● **EXERCISE OBJECTIVE**
Output the entries word for word. Omit images.

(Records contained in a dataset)
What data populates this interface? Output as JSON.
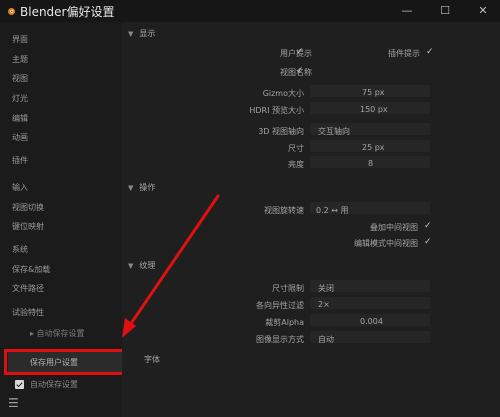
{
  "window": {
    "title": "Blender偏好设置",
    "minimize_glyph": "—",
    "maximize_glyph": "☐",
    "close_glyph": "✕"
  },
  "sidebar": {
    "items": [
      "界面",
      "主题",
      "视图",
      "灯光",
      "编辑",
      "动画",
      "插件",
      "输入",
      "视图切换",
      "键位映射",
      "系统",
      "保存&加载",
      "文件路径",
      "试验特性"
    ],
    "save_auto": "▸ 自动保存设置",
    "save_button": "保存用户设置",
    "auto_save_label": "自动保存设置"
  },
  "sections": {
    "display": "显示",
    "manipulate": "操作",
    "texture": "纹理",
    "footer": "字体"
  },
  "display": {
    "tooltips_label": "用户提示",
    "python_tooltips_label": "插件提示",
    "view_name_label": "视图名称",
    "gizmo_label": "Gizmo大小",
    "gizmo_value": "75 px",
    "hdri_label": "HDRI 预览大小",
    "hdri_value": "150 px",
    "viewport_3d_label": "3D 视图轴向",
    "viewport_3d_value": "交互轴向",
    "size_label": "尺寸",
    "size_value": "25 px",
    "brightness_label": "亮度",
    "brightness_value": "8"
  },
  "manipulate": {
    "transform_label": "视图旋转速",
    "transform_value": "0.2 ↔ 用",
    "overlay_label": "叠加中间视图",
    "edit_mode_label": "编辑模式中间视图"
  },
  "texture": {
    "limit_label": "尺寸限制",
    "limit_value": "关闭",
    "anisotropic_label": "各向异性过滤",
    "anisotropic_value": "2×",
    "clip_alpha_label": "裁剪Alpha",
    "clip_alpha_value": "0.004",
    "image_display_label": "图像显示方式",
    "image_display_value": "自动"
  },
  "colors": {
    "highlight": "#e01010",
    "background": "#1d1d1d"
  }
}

● **OUTPUT FOR THIS EXERCISE**
What data populates this interface? Output as JSON.
{
  "window": {
    "title": "Blender偏好设置",
    "minimize_glyph": "—",
    "maximize_glyph": "☐",
    "close_glyph": "✕"
  },
  "sidebar": {
    "items": [
      "界面",
      "主题",
      "视图",
      "灯光",
      "编辑",
      "动画",
      "插件",
      "输入",
      "视图切换",
      "键位映射",
      "系统",
      "保存&加载",
      "文件路径",
      "试验特性"
    ],
    "save_auto": "▸ 自动保存设置",
    "save_button": "保存用户设置",
    "auto_save_label": "自动保存设置"
  },
  "sections": {
    "display": "显示",
    "manipulate": "操作",
    "texture": "纹理",
    "footer": "字体"
  },
  "display": {
    "tooltips_label": "用户提示",
    "python_tooltips_label": "插件提示",
    "view_name_label": "视图名称",
    "gizmo_label": "Gizmo大小",
    "gizmo_value": "75 px",
    "hdri_label": "HDRI 预览大小",
    "hdri_value": "150 px",
    "viewport_3d_label": "3D 视图轴向",
    "viewport_3d_value": "交互轴向",
    "size_label": "尺寸",
    "size_value": "25 px",
    "brightness_label": "亮度",
    "brightness_value": "8"
  },
  "manipulate": {
    "transform_label": "视图旋转速",
    "transform_value": "0.2 ↔ 用",
    "overlay_label": "叠加中间视图",
    "edit_mode_label": "编辑模式中间视图"
  },
  "texture": {
    "limit_label": "尺寸限制",
    "limit_value": "关闭",
    "anisotropic_label": "各向异性过滤",
    "anisotropic_value": "2×",
    "clip_alpha_label": "裁剪Alpha",
    "clip_alpha_value": "0.004",
    "image_display_label": "图像显示方式",
    "image_display_value": "自动"
  },
  "colors": {
    "highlight": "#e01010",
    "background": "#1d1d1d"
  }
}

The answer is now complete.